■ **THE TASK**
Your task is to transcribe, word for word, the line containing "Enumerate this screenshot's" and all lines that follow it to the end of the entries. Leave out the pictures.

■ **ENTRIES**
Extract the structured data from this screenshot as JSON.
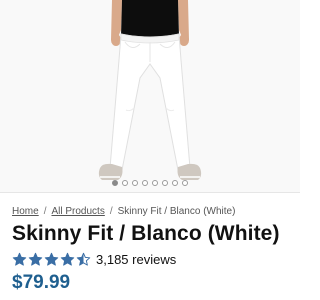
{
  "product": {
    "image_alt": "Skinny Fit / Blanco (White)",
    "carousel_total": 8,
    "carousel_active": 0,
    "title": "Skinny Fit / Blanco (White)",
    "rating": 4.5,
    "rating_max": 5,
    "reviews_text": "3,185 reviews",
    "price": "$79.99"
  },
  "breadcrumb": {
    "items": [
      "Home",
      "All Products",
      "Skinny Fit / Blanco (White)"
    ],
    "separator": "/"
  },
  "colors": {
    "star": "#3a6ea5",
    "price": "#1f5f8f",
    "text": "#111111"
  }
}
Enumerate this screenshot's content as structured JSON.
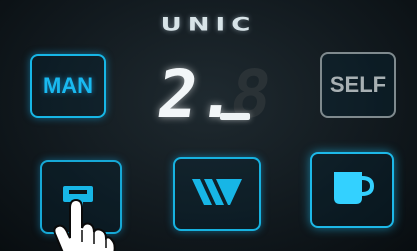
{
  "brand": {
    "name": "UNIC"
  },
  "buttons": {
    "man_label": "MAN",
    "self_label": "SELF"
  },
  "display": {
    "value_main": "2.",
    "value_dim": "8"
  },
  "icons": {
    "small_cup": "cup-icon",
    "w_symbol": "w-icon",
    "large_cup": "mug-icon",
    "hand": "hand-pointer-icon"
  },
  "colors": {
    "accent": "#17b6e6",
    "inactive": "#7f8a8e",
    "display": "#f2f6f8",
    "background": "#121a1f"
  }
}
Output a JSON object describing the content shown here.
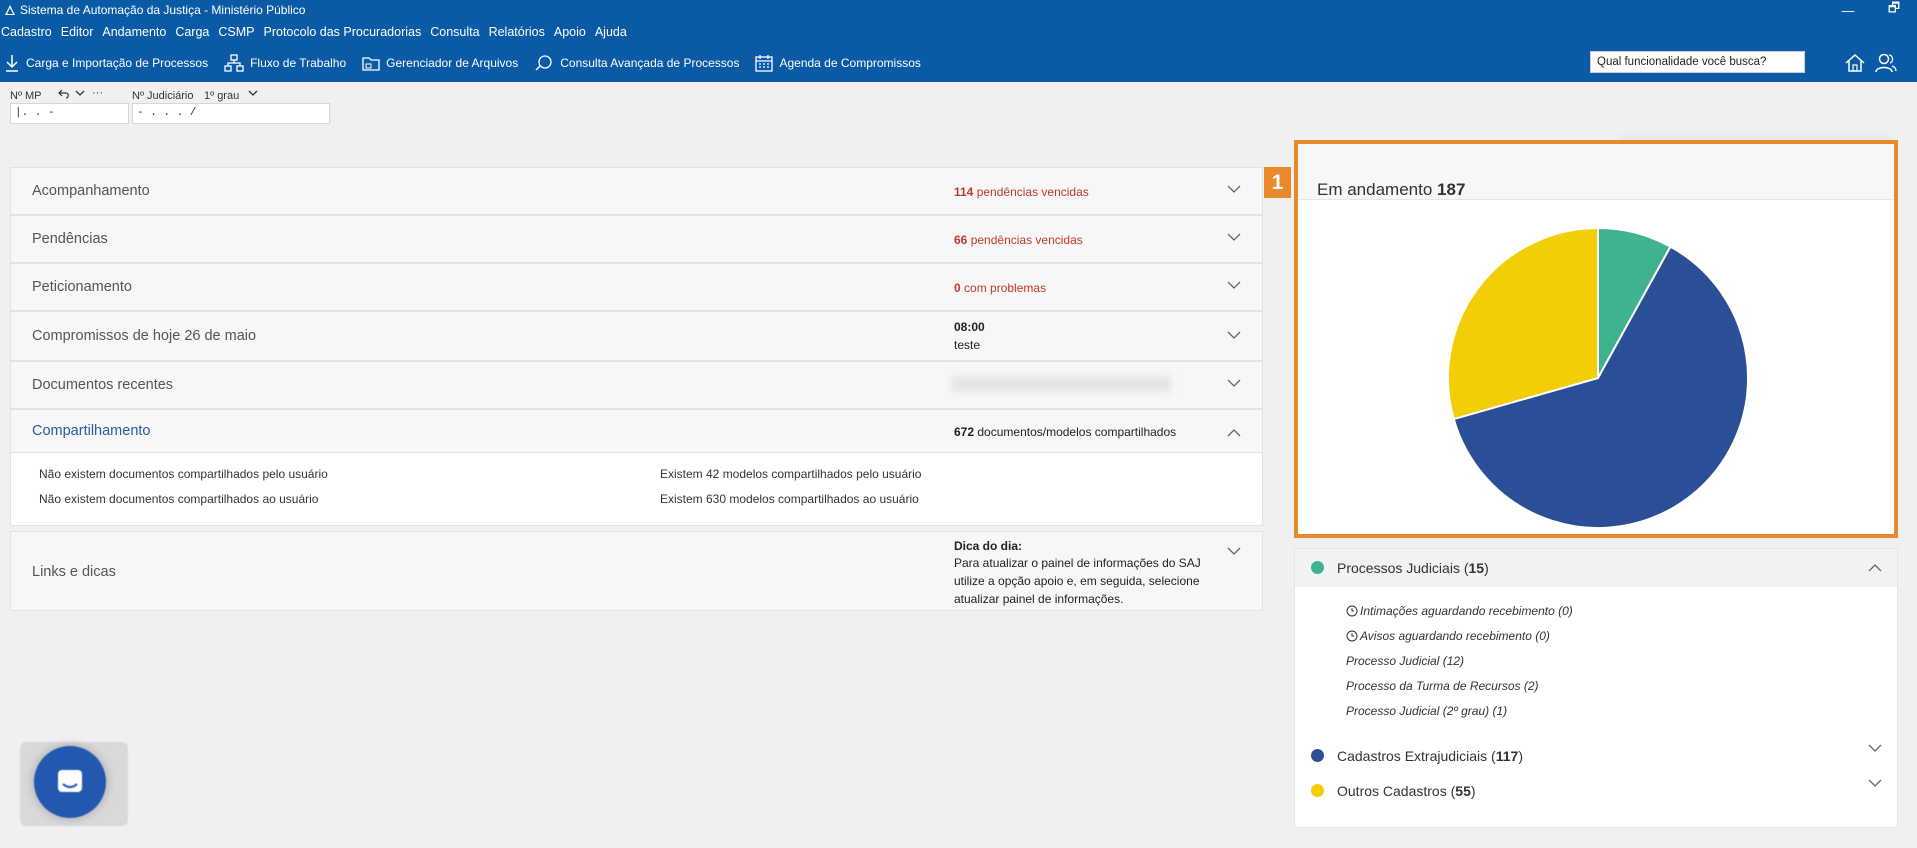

■ **THE ANSWER**
Enumerate this screenshot's content as structured JSON.
{
  "brand": {
    "name": "UNIC"
  },
  "buttons": {
    "man_label": "MAN",
    "self_label": "SELF"
  },
  "display": {
    "value_main": "2.",
    "value_dim": "8"
  },
  "icons": {
    "small_cup": "cup-icon",
    "w_symbol": "w-icon",
    "large_cup": "mug-icon",
    "hand": "hand-pointer-icon"
  },
  "colors": {
    "accent": "#17b6e6",
    "inactive": "#7f8a8e",
    "display": "#f2f6f8",
    "background": "#121a1f"
  }
}
Output a JSON object describing the content shown here.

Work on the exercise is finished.